» **Prompt**
Locate the word "median" in the entries below, then gather every line that holds it.

[start of Records shown]

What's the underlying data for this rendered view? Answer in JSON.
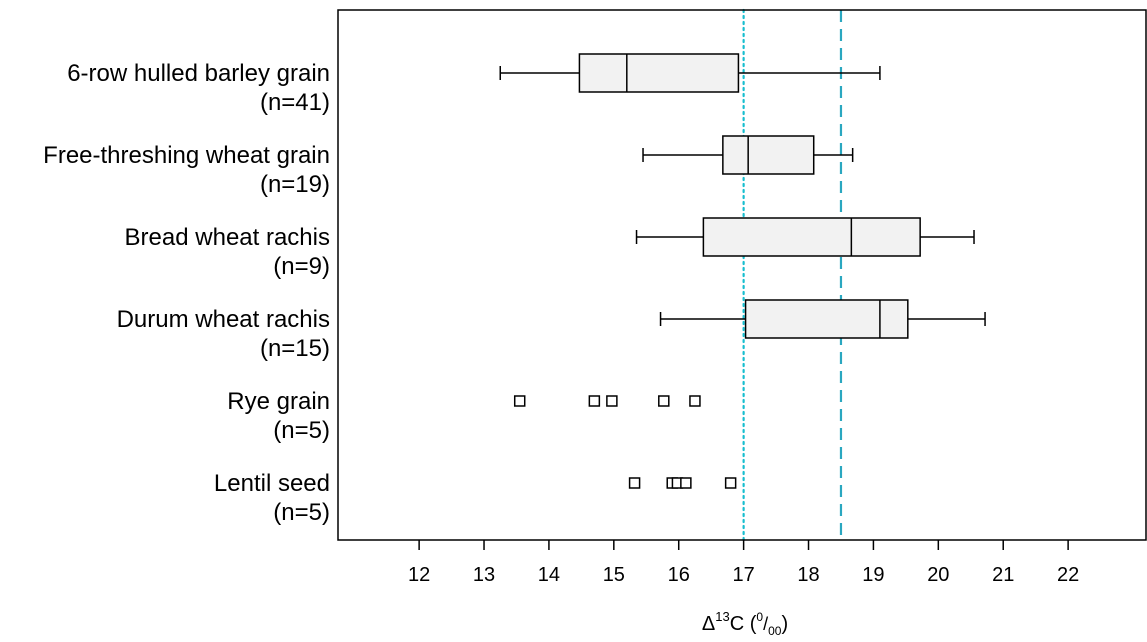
{
  "chart_data": {
    "type": "boxplot",
    "orientation": "horizontal",
    "xlabel": {
      "prefix": "Δ",
      "sup": "13",
      "main": "C (",
      "frac_num": "0",
      "frac_sep": "/",
      "frac_den": "00",
      "suffix": ")"
    },
    "xlim": [
      10.75,
      23.2
    ],
    "xticks": [
      12,
      13,
      14,
      15,
      16,
      17,
      18,
      19,
      20,
      21,
      22
    ],
    "grid": false,
    "legend": "none",
    "reference_lines": [
      {
        "value": 17.0,
        "style": "dotted",
        "color": "#17becf"
      },
      {
        "value": 18.5,
        "style": "dashed",
        "color": "#2aa7c0"
      }
    ],
    "categories": [
      {
        "label": "6-row hulled barley grain",
        "n_label": "(n=41)",
        "kind": "box",
        "whisker_low": 13.25,
        "q1": 14.47,
        "median": 15.2,
        "q3": 16.92,
        "whisker_high": 19.1
      },
      {
        "label": "Free-threshing wheat grain",
        "n_label": "(n=19)",
        "kind": "box",
        "whisker_low": 15.45,
        "q1": 16.68,
        "median": 17.07,
        "q3": 18.08,
        "whisker_high": 18.68
      },
      {
        "label": "Bread wheat rachis",
        "n_label": "(n=9)",
        "kind": "box",
        "whisker_low": 15.35,
        "q1": 16.38,
        "median": 18.66,
        "q3": 19.72,
        "whisker_high": 20.55
      },
      {
        "label": "Durum wheat rachis",
        "n_label": "(n=15)",
        "kind": "box",
        "whisker_low": 15.72,
        "q1": 17.03,
        "median": 19.1,
        "q3": 19.53,
        "whisker_high": 20.72
      },
      {
        "label": "Rye grain",
        "n_label": "(n=5)",
        "kind": "points",
        "points": [
          13.55,
          14.7,
          14.97,
          15.77,
          16.25
        ]
      },
      {
        "label": "Lentil seed",
        "n_label": "(n=5)",
        "kind": "points",
        "points": [
          15.32,
          15.9,
          15.98,
          16.11,
          16.8
        ]
      }
    ]
  }
}
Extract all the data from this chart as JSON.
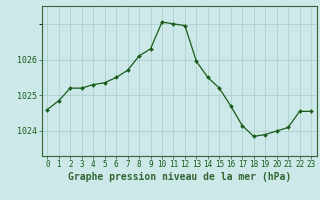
{
  "x": [
    0,
    1,
    2,
    3,
    4,
    5,
    6,
    7,
    8,
    9,
    10,
    11,
    12,
    13,
    14,
    15,
    16,
    17,
    18,
    19,
    20,
    21,
    22,
    23
  ],
  "y": [
    1024.6,
    1024.85,
    1025.2,
    1025.2,
    1025.3,
    1025.35,
    1025.5,
    1025.7,
    1026.1,
    1026.3,
    1027.05,
    1027.0,
    1026.95,
    1025.95,
    1025.5,
    1025.2,
    1024.7,
    1024.15,
    1023.85,
    1023.9,
    1024.0,
    1024.1,
    1024.55,
    1024.55
  ],
  "line_color": "#1a5c1a",
  "marker_color": "#1a5c1a",
  "background_color": "#cce8e8",
  "grid_color": "#aacccc",
  "axis_color": "#336633",
  "tick_color": "#1a5c1a",
  "xlabel": "Graphe pression niveau de la mer (hPa)",
  "xlabel_fontsize": 7,
  "ytick_labels": [
    "1024",
    "1025",
    "1026"
  ],
  "ytick_values": [
    1024,
    1025,
    1026
  ],
  "ylim": [
    1023.3,
    1027.5
  ],
  "xlim": [
    -0.5,
    23.5
  ],
  "xtick_fontsize": 5.5,
  "ytick_fontsize": 6
}
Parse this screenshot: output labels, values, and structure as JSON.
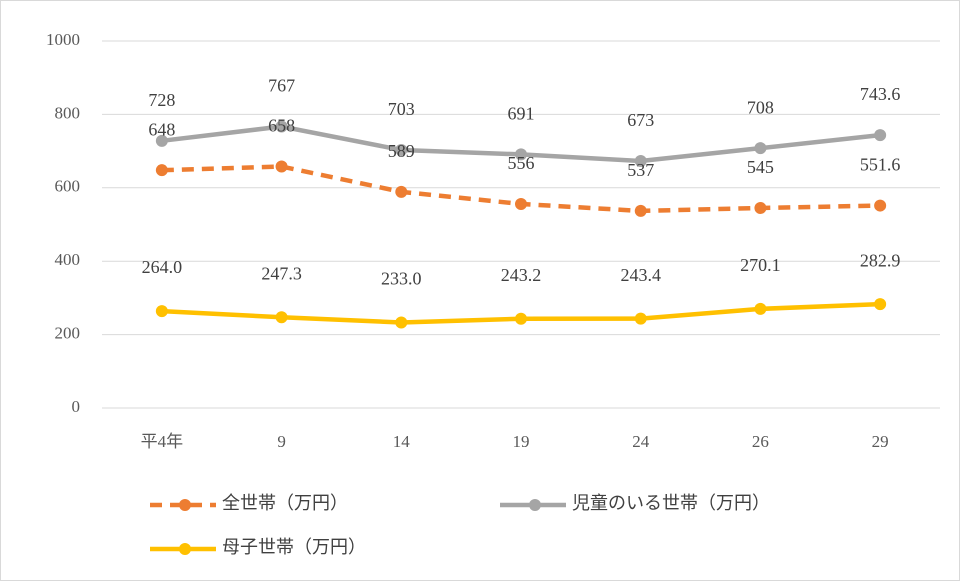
{
  "chart_data": {
    "type": "line",
    "categories": [
      "平4年",
      "9",
      "14",
      "19",
      "24",
      "26",
      "29"
    ],
    "series": [
      {
        "name": "全世帯（万円）",
        "color": "#ED7D31",
        "line_style": "dashed",
        "values": [
          648,
          658,
          589,
          556,
          537,
          545,
          551.6
        ]
      },
      {
        "name": "児童のいる世帯（万円）",
        "color": "#A5A5A5",
        "line_style": "solid",
        "values": [
          728,
          767,
          703,
          691,
          673,
          708,
          743.6
        ]
      },
      {
        "name": "母子世帯（万円）",
        "color": "#FFC000",
        "line_style": "solid",
        "values": [
          264,
          247.3,
          233,
          243.2,
          243.4,
          270.1,
          282.9
        ],
        "value_labels": [
          "264.0",
          "247.3",
          "233.0",
          "243.2",
          "243.4",
          "270.1",
          "282.9"
        ]
      }
    ],
    "ylim": [
      0,
      1000
    ],
    "yticks": [
      0,
      200,
      400,
      600,
      800,
      1000
    ],
    "grid": true
  }
}
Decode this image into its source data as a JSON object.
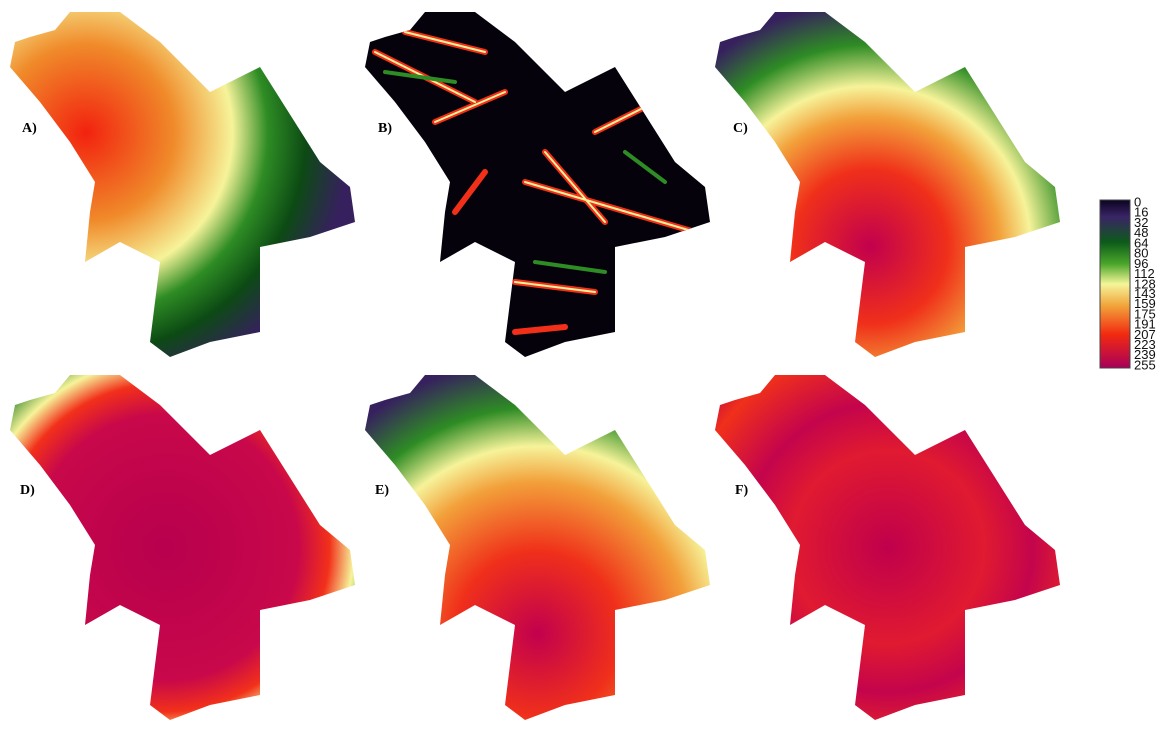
{
  "panels": [
    {
      "label": "A)"
    },
    {
      "label": "B)"
    },
    {
      "label": "C)"
    },
    {
      "label": "D)"
    },
    {
      "label": "E)"
    },
    {
      "label": "F)"
    }
  ],
  "legend": {
    "ticks": [
      0,
      16,
      32,
      48,
      64,
      80,
      96,
      112,
      128,
      143,
      159,
      175,
      191,
      207,
      223,
      239,
      255
    ]
  }
}
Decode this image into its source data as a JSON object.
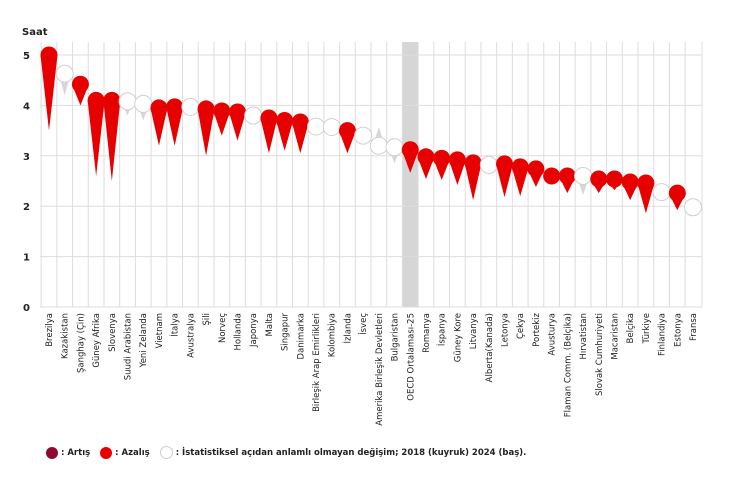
{
  "chart_data": {
    "type": "scatter",
    "ylabel": "Saat",
    "ylim": [
      0,
      5
    ],
    "yticks": [
      "0",
      "1",
      "2",
      "3",
      "4",
      "5"
    ],
    "grid": true,
    "highlight": "OECD Ortalaması-25",
    "colors": {
      "increase": "#8c0a2f",
      "decrease": "#e60000",
      "ns": "#ffffff",
      "ns_tail": "#d6d6d6",
      "grid": "#dddddd",
      "highlight": "#d6d6d6"
    },
    "points": [
      {
        "label": "Brezilya",
        "v2024": 5.0,
        "v2018": 3.5,
        "change": "decrease"
      },
      {
        "label": "Kazakistan",
        "v2024": 4.63,
        "v2018": 4.2,
        "change": "ns"
      },
      {
        "label": "Şanghay (Çin)",
        "v2024": 4.42,
        "v2018": 4.0,
        "change": "decrease"
      },
      {
        "label": "Güney Afrika",
        "v2024": 4.1,
        "v2018": 2.6,
        "change": "decrease"
      },
      {
        "label": "Slovenya",
        "v2024": 4.1,
        "v2018": 2.5,
        "change": "decrease"
      },
      {
        "label": "Suudi Arabistan",
        "v2024": 4.08,
        "v2018": 3.8,
        "change": "ns"
      },
      {
        "label": "Yeni Zelanda",
        "v2024": 4.03,
        "v2018": 3.7,
        "change": "ns"
      },
      {
        "label": "Vietnam",
        "v2024": 3.95,
        "v2018": 3.2,
        "change": "decrease"
      },
      {
        "label": "İtalya",
        "v2024": 3.97,
        "v2018": 3.2,
        "change": "decrease"
      },
      {
        "label": "Avustralya",
        "v2024": 3.97,
        "v2018": 3.97,
        "change": "ns"
      },
      {
        "label": "Şili",
        "v2024": 3.93,
        "v2018": 3.0,
        "change": "decrease"
      },
      {
        "label": "Norveç",
        "v2024": 3.89,
        "v2018": 3.4,
        "change": "decrease"
      },
      {
        "label": "Hollanda",
        "v2024": 3.87,
        "v2018": 3.3,
        "change": "decrease"
      },
      {
        "label": "Japonya",
        "v2024": 3.8,
        "v2018": 3.8,
        "change": "ns"
      },
      {
        "label": "Malta",
        "v2024": 3.75,
        "v2018": 3.05,
        "change": "decrease"
      },
      {
        "label": "Singapur",
        "v2024": 3.7,
        "v2018": 3.1,
        "change": "decrease"
      },
      {
        "label": "Danimarka",
        "v2024": 3.67,
        "v2018": 3.05,
        "change": "decrease"
      },
      {
        "label": "Birleşik Arap Emirlikleri",
        "v2024": 3.58,
        "v2018": 3.58,
        "change": "ns"
      },
      {
        "label": "Kolombiya",
        "v2024": 3.57,
        "v2018": 3.57,
        "change": "ns"
      },
      {
        "label": "İzlanda",
        "v2024": 3.5,
        "v2018": 3.05,
        "change": "decrease"
      },
      {
        "label": "İsveç",
        "v2024": 3.4,
        "v2018": 3.4,
        "change": "ns"
      },
      {
        "label": "Amerika Birleşik Devletleri",
        "v2024": 3.2,
        "v2018": 3.57,
        "change": "ns"
      },
      {
        "label": "Bulgaristan",
        "v2024": 3.17,
        "v2018": 2.85,
        "change": "ns"
      },
      {
        "label": "OECD Ortalaması-25",
        "v2024": 3.12,
        "v2018": 2.66,
        "change": "decrease"
      },
      {
        "label": "Romanya",
        "v2024": 2.98,
        "v2018": 2.54,
        "change": "decrease"
      },
      {
        "label": "İspanya",
        "v2024": 2.95,
        "v2018": 2.52,
        "change": "decrease"
      },
      {
        "label": "Güney Kore",
        "v2024": 2.92,
        "v2018": 2.42,
        "change": "decrease"
      },
      {
        "label": "Litvanya",
        "v2024": 2.86,
        "v2018": 2.12,
        "change": "decrease"
      },
      {
        "label": "Alberta(Kanada)",
        "v2024": 2.82,
        "v2018": 2.62,
        "change": "ns"
      },
      {
        "label": "Letonya",
        "v2024": 2.84,
        "v2018": 2.18,
        "change": "decrease"
      },
      {
        "label": "Çekya",
        "v2024": 2.78,
        "v2018": 2.2,
        "change": "decrease"
      },
      {
        "label": "Portekiz",
        "v2024": 2.74,
        "v2018": 2.38,
        "change": "decrease"
      },
      {
        "label": "Avusturya",
        "v2024": 2.6,
        "v2018": 2.6,
        "change": "decrease"
      },
      {
        "label": "Flaman Comm. (Belçika)",
        "v2024": 2.6,
        "v2018": 2.26,
        "change": "decrease"
      },
      {
        "label": "Hırvatistan",
        "v2024": 2.6,
        "v2018": 2.22,
        "change": "ns"
      },
      {
        "label": "Slovak Cumhuriyeti",
        "v2024": 2.54,
        "v2018": 2.26,
        "change": "decrease"
      },
      {
        "label": "Macaristan",
        "v2024": 2.54,
        "v2018": 2.32,
        "change": "decrease"
      },
      {
        "label": "Belçika",
        "v2024": 2.48,
        "v2018": 2.12,
        "change": "decrease"
      },
      {
        "label": "Türkiye",
        "v2024": 2.46,
        "v2018": 1.86,
        "change": "decrease"
      },
      {
        "label": "Finlandiya",
        "v2024": 2.28,
        "v2018": 2.28,
        "change": "ns"
      },
      {
        "label": "Estonya",
        "v2024": 2.26,
        "v2018": 1.92,
        "change": "decrease"
      },
      {
        "label": "Fransa",
        "v2024": 1.98,
        "v2018": 1.98,
        "change": "ns"
      }
    ],
    "legend": {
      "increase": ": Artış",
      "decrease": ": Azalış",
      "ns": ": İstatistiksel açıdan anlamlı olmayan değişim; 2018 (kuyruk) 2024 (baş)."
    }
  }
}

[end of Records shown]

» **Result of the exercise**
        "median": 15.2,
        "median": 17.07,
        "median": 18.66,
        "median": 19.1,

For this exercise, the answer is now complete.